#### [Exercise data]

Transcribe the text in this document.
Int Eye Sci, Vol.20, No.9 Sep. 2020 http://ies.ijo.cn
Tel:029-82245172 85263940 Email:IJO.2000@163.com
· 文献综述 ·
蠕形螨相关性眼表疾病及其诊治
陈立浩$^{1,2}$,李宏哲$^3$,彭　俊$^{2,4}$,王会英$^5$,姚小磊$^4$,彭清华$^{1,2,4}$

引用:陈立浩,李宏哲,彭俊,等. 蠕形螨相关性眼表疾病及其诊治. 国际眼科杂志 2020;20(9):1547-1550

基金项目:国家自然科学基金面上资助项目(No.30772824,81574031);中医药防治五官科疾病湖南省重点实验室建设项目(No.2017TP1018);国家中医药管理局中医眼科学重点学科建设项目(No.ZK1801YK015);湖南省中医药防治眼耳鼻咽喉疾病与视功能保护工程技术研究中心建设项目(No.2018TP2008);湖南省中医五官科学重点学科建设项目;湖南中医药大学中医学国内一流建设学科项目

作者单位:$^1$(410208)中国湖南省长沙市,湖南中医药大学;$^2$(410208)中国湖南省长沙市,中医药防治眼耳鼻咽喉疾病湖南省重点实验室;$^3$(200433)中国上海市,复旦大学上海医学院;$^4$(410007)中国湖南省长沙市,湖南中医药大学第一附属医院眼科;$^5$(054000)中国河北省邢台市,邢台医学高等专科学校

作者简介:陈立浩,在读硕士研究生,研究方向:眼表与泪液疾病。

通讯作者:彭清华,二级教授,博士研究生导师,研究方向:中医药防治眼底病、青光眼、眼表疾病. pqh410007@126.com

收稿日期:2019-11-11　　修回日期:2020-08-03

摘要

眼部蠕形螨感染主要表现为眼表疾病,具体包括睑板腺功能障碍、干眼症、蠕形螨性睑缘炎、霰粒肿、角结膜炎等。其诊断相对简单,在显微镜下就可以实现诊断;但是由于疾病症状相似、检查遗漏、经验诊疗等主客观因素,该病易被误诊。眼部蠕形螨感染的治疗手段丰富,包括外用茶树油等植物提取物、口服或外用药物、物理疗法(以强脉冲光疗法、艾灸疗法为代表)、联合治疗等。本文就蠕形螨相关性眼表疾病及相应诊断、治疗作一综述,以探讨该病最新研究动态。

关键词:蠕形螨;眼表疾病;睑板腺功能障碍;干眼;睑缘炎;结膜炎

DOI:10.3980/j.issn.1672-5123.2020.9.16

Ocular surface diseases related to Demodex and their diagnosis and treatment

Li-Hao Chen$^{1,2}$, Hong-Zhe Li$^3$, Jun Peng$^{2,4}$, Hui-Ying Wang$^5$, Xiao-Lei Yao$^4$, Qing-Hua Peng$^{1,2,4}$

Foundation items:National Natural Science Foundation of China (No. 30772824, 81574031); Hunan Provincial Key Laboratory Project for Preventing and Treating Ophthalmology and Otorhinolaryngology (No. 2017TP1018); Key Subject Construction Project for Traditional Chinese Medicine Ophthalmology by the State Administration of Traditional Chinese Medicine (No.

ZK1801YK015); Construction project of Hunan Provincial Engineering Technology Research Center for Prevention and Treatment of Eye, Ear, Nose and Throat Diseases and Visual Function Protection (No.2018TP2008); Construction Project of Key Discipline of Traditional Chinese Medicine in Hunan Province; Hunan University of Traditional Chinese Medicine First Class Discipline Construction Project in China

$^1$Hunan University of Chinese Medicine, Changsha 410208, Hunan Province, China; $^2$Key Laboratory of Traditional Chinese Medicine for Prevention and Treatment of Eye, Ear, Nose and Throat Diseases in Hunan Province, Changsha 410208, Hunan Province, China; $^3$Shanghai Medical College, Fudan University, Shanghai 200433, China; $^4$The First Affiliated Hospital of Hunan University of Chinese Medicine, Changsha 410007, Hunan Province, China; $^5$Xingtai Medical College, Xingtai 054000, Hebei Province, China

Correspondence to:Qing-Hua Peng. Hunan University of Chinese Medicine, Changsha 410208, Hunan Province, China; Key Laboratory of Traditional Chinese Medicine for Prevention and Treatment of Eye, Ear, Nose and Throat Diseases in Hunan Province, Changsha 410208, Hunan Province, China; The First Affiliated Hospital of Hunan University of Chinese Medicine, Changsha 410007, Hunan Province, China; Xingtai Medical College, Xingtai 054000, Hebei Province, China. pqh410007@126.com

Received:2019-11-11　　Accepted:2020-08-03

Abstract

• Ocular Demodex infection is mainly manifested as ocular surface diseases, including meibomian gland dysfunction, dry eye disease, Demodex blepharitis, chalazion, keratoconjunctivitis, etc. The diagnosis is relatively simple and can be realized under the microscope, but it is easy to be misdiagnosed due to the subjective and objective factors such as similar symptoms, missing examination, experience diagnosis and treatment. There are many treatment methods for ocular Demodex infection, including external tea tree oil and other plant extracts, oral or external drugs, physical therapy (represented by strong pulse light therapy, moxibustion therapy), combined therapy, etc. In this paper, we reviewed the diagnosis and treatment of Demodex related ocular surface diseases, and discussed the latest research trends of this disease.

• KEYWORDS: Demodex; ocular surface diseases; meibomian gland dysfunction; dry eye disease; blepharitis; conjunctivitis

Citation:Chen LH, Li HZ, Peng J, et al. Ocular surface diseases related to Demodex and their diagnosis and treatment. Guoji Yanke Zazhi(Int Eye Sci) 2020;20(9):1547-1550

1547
...
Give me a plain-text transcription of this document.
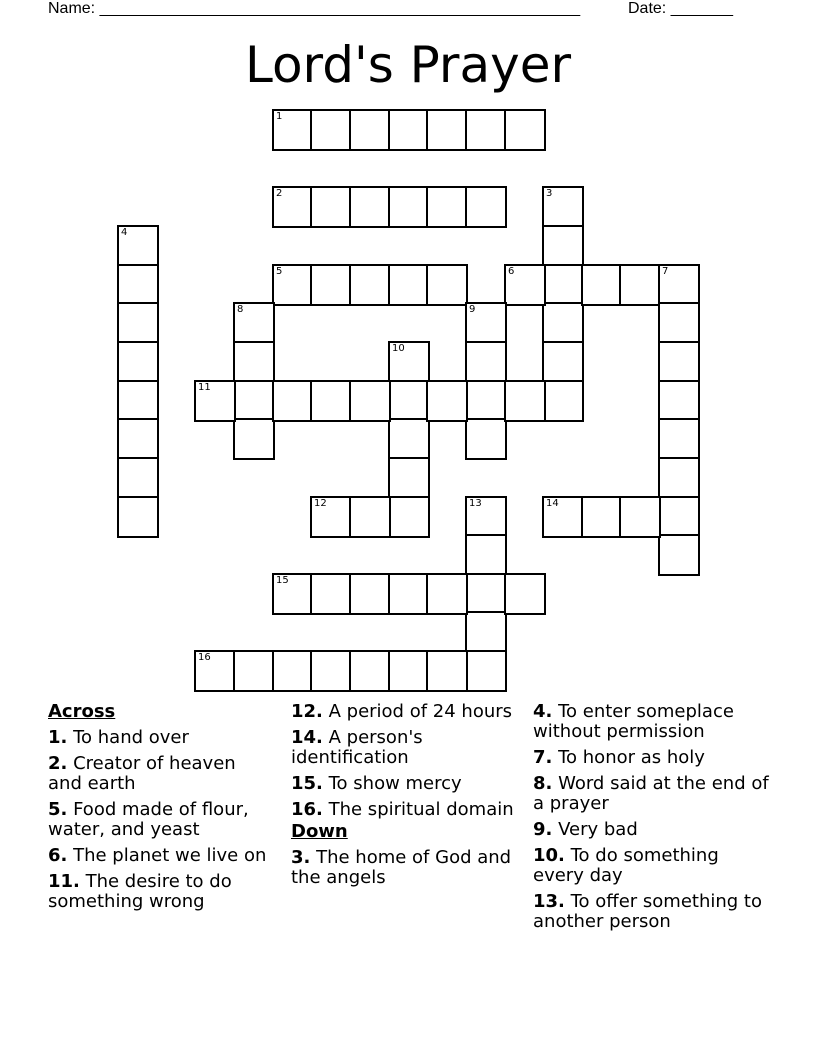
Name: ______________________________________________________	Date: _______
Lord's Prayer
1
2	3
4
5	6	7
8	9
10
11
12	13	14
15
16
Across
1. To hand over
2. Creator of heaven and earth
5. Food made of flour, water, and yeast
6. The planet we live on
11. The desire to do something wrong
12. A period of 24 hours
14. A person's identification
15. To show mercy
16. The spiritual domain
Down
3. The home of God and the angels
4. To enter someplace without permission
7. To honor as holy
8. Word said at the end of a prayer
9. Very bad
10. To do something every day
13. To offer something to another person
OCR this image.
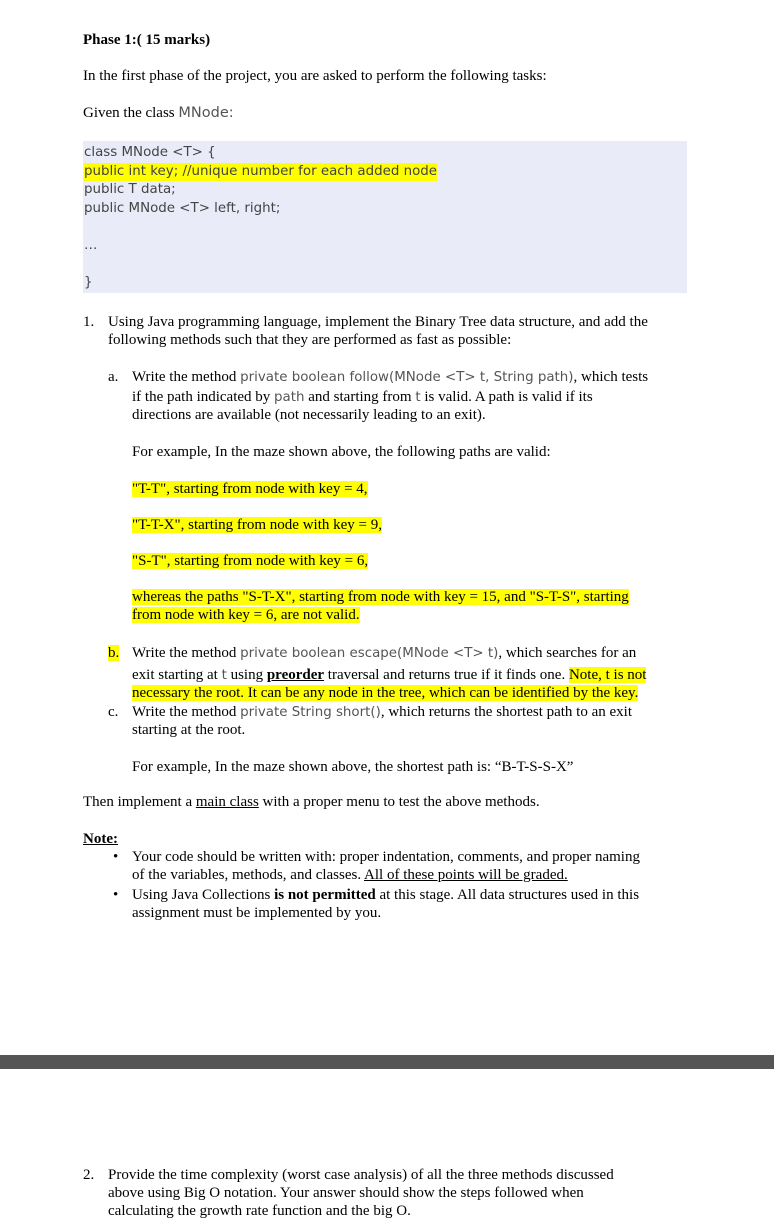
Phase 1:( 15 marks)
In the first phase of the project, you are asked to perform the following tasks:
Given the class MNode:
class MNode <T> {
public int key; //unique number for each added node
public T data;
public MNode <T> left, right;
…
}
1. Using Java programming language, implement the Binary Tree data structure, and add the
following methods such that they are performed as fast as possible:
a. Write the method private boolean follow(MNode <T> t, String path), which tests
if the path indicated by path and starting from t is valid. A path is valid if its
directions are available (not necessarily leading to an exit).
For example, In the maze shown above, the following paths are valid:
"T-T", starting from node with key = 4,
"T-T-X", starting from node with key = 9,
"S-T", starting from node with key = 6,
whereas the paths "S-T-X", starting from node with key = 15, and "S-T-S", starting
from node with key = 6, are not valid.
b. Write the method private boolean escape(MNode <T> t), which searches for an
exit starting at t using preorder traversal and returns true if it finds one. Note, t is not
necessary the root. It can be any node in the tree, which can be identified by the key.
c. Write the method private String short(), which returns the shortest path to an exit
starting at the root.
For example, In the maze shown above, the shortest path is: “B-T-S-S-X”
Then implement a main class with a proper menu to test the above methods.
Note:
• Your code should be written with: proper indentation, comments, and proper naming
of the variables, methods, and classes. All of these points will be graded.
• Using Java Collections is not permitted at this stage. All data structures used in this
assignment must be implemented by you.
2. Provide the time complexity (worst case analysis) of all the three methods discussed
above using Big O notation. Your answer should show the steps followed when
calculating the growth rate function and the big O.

#### [Work to complete]
Each line above that holds the string "Write" should be copied and shown.

#### [Right answer]
a. Write the method private boolean follow(MNode <T> t, String path), which tests
b. Write the method private boolean escape(MNode <T> t), which searches for an
c. Write the method private String short(), which returns the shortest path to an exit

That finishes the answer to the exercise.